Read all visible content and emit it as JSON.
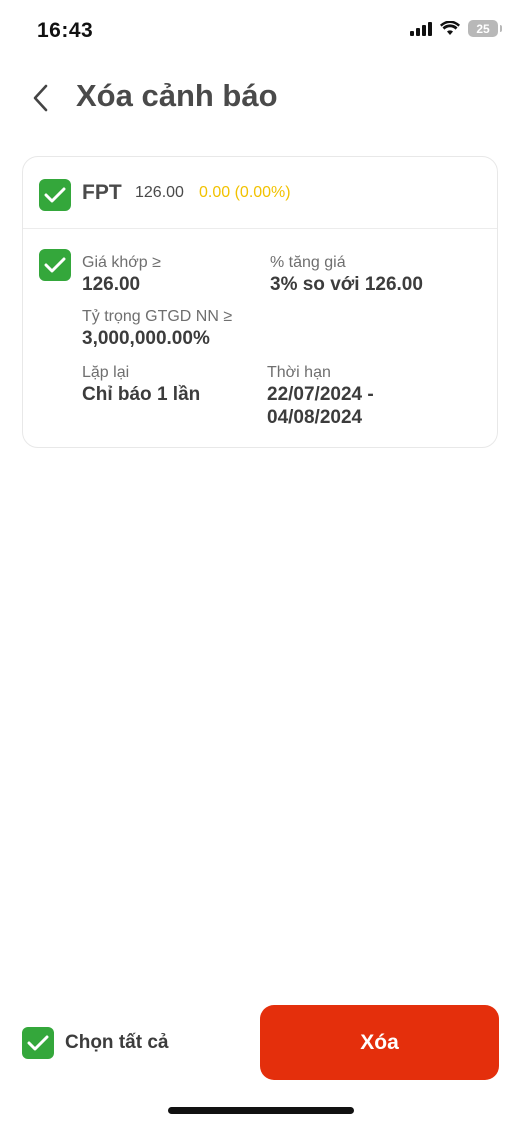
{
  "status": {
    "time": "16:43",
    "battery": "25"
  },
  "header": {
    "title": "Xóa cảnh báo"
  },
  "alert": {
    "symbol": "FPT",
    "price": "126.00",
    "change": "0.00 (0.00%)",
    "match_price_label": "Giá khớp ≥",
    "match_price_value": "126.00",
    "increase_label": "% tăng giá",
    "increase_value": "3% so với 126.00",
    "foreign_ratio_label": "Tỷ trọng GTGD NN ≥",
    "foreign_ratio_value": "3,000,000.00%",
    "repeat_label": "Lặp lại",
    "repeat_value": "Chỉ báo 1 lần",
    "duration_label": "Thời hạn",
    "duration_value_line1": "22/07/2024 -",
    "duration_value_line2": "04/08/2024"
  },
  "footer": {
    "select_all_label": "Chọn tất cả",
    "delete_label": "Xóa"
  },
  "colors": {
    "checkbox": "#34a73b",
    "change": "#f2c200",
    "delete_button": "#e42f0c"
  }
}
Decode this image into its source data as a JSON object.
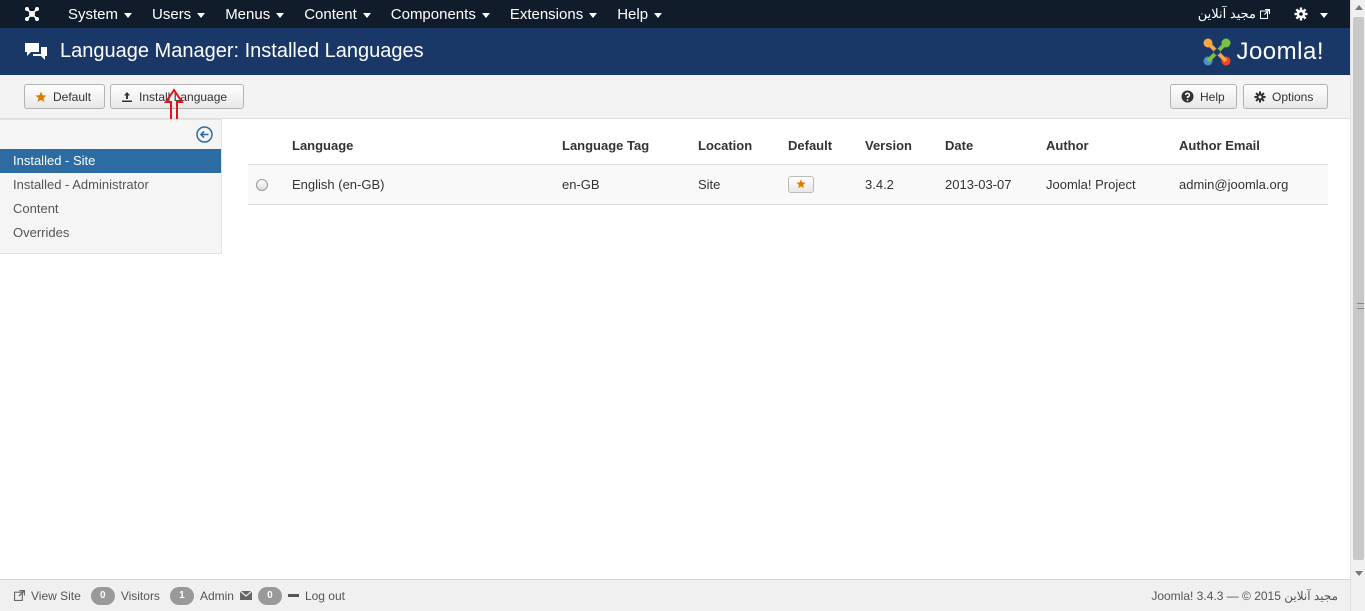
{
  "navbar": {
    "menus": [
      "System",
      "Users",
      "Menus",
      "Content",
      "Components",
      "Extensions",
      "Help"
    ],
    "user": "مجید آنلاین"
  },
  "header": {
    "title": "Language Manager: Installed Languages",
    "brand": "Joomla!"
  },
  "toolbar": {
    "default_label": "Default",
    "install_label": "Install Language",
    "help_label": "Help",
    "options_label": "Options"
  },
  "sidebar": {
    "items": [
      "Installed - Site",
      "Installed - Administrator",
      "Content",
      "Overrides"
    ],
    "active": 0
  },
  "table": {
    "headers": [
      "Language",
      "Language Tag",
      "Location",
      "Default",
      "Version",
      "Date",
      "Author",
      "Author Email"
    ],
    "rows": [
      {
        "language": "English (en-GB)",
        "tag": "en-GB",
        "location": "Site",
        "version": "3.4.2",
        "date": "2013-03-07",
        "author": "Joomla! Project",
        "email": "admin@joomla.org"
      }
    ]
  },
  "footer": {
    "view_site": "View Site",
    "visitors_count": "0",
    "visitors_label": "Visitors",
    "admin_count": "1",
    "admin_label": "Admin",
    "messages_count": "0",
    "logout_label": "Log out",
    "copyright": "Joomla! 3.4.3 — © 2015 مجید آنلاین"
  },
  "colors": {
    "navbar": "#111c2b",
    "header": "#1a3867",
    "active": "#2d6ca2",
    "star": "#e07b00",
    "annotation": "#e0121a"
  }
}
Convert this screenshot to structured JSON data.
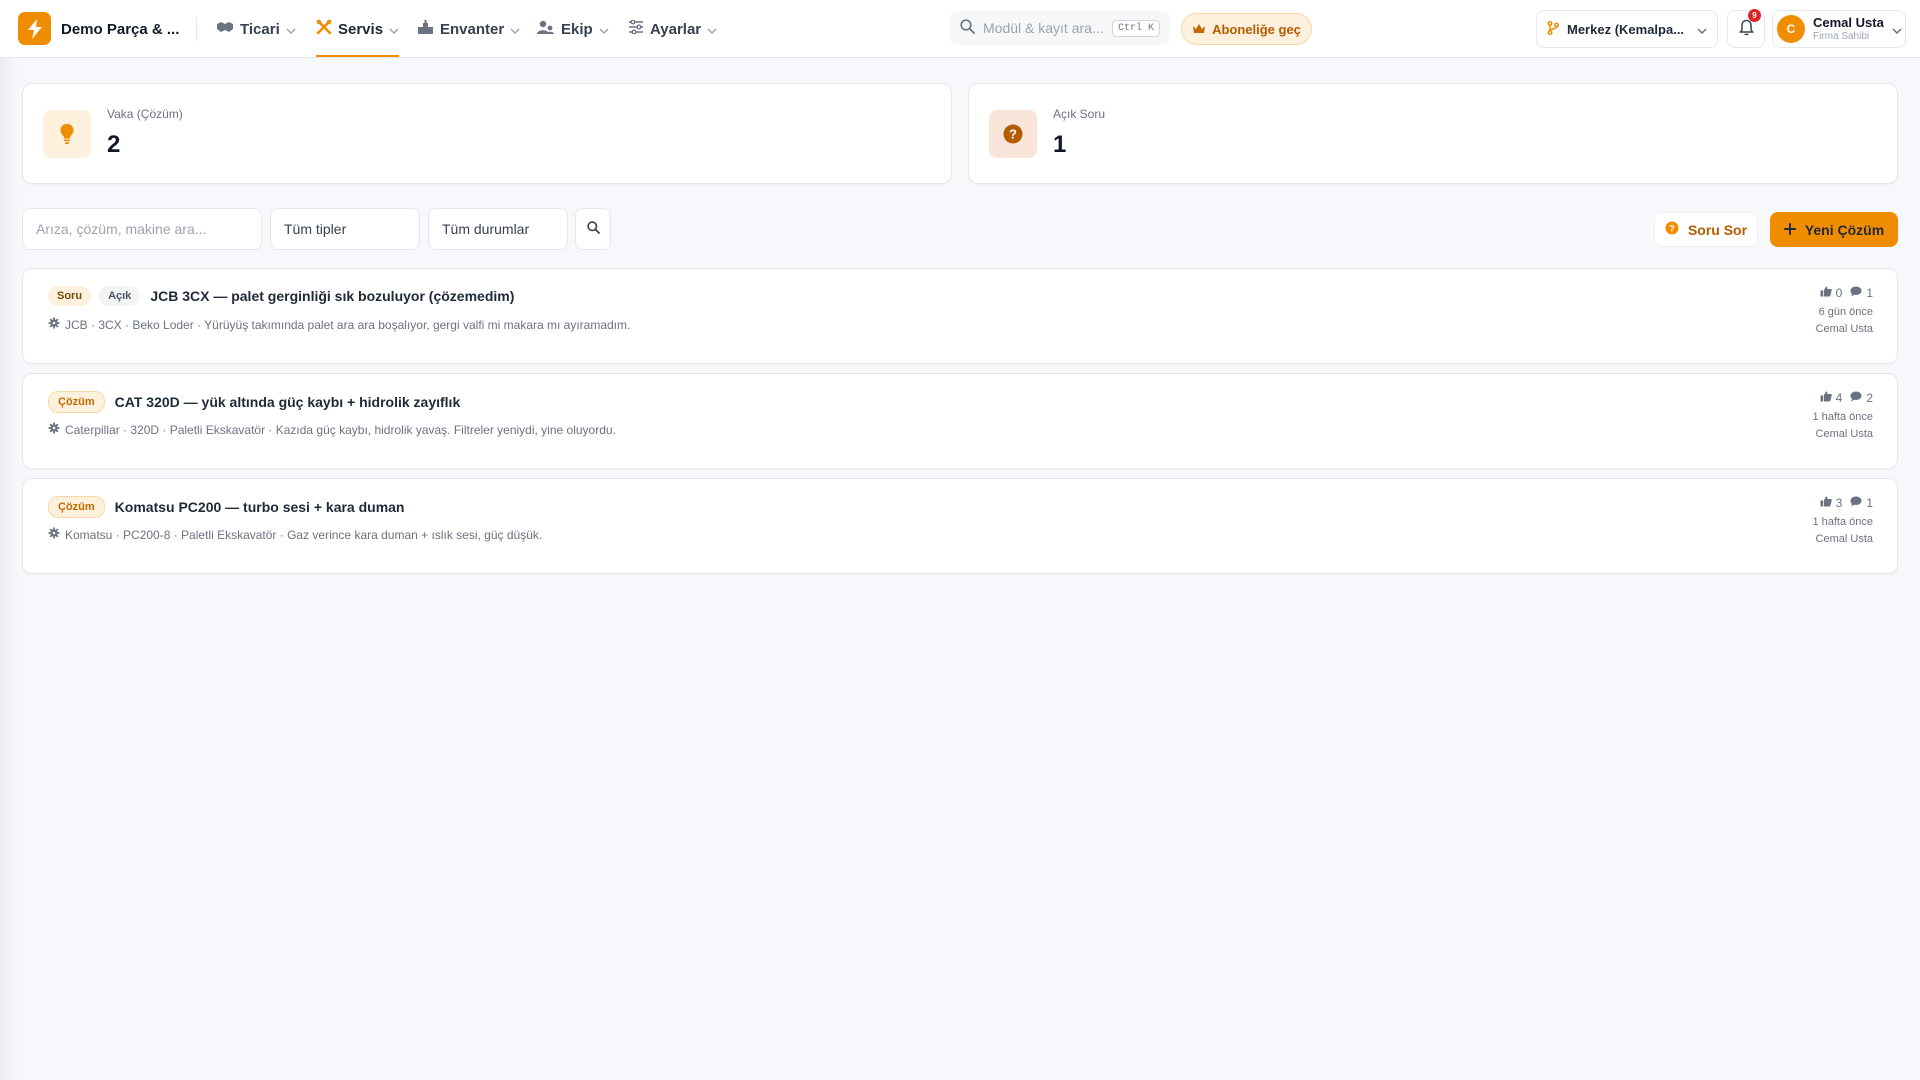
{
  "header": {
    "brand": "Demo Parça & ...",
    "nav": [
      {
        "label": "Ticari",
        "icon": "handshake-icon"
      },
      {
        "label": "Servis",
        "icon": "tools-icon",
        "active": true
      },
      {
        "label": "Envanter",
        "icon": "warehouse-icon"
      },
      {
        "label": "Ekip",
        "icon": "users-icon"
      },
      {
        "label": "Ayarlar",
        "icon": "sliders-icon"
      }
    ],
    "search_placeholder": "Modül & kayıt ara...",
    "search_shortcut": "Ctrl K",
    "upgrade_label": "Aboneliğe geç",
    "branch_label": "Merkez (Kemalpa...",
    "notification_count": "9",
    "user": {
      "initial": "C",
      "name": "Cemal Usta",
      "role": "Firma Sahibi"
    }
  },
  "stats": [
    {
      "label": "Vaka (Çözüm)",
      "value": "2",
      "icon": "lightbulb-icon"
    },
    {
      "label": "Açık Soru",
      "value": "1",
      "icon": "question-circle-icon"
    }
  ],
  "filters": {
    "search_placeholder": "Arıza, çözüm, makine ara...",
    "type_select": "Tüm tipler",
    "status_select": "Tüm durumlar"
  },
  "actions": {
    "ask_label": "Soru Sor",
    "new_label": "Yeni Çözüm"
  },
  "items": [
    {
      "type_tag": "Soru",
      "status_tag": "Açık",
      "title": "JCB 3CX — palet gerginliği sık bozuluyor (çözemedim)",
      "meta": "JCB · 3CX · Beko Loder · Yürüyüş takımında palet ara ara boşalıyor, gergi valfi mi makara mı ayıramadım.",
      "likes": "0",
      "comments": "1",
      "time": "6 gün önce",
      "author": "Cemal Usta"
    },
    {
      "type_tag": "Çözüm",
      "title": "CAT 320D — yük altında güç kaybı + hidrolik zayıflık",
      "meta": "Caterpillar · 320D · Paletli Ekskavatör · Kazıda güç kaybı, hidrolik yavaş. Filtreler yeniydi, yine oluyordu.",
      "likes": "4",
      "comments": "2",
      "time": "1 hafta önce",
      "author": "Cemal Usta"
    },
    {
      "type_tag": "Çözüm",
      "title": "Komatsu PC200 — turbo sesi + kara duman",
      "meta": "Komatsu · PC200-8 · Paletli Ekskavatör · Gaz verince kara duman + ıslık sesi, güç düşük.",
      "likes": "3",
      "comments": "1",
      "time": "1 hafta önce",
      "author": "Cemal Usta"
    }
  ],
  "colors": {
    "accent": "#f08c00",
    "accent_soft": "#fdf1dd",
    "question": "#b35c00"
  }
}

------------------------------------

→ TASK DETAILS: Looking at the entries above, state how many lines contain "time"; give the number alone.

→ TASK ANSWER: 4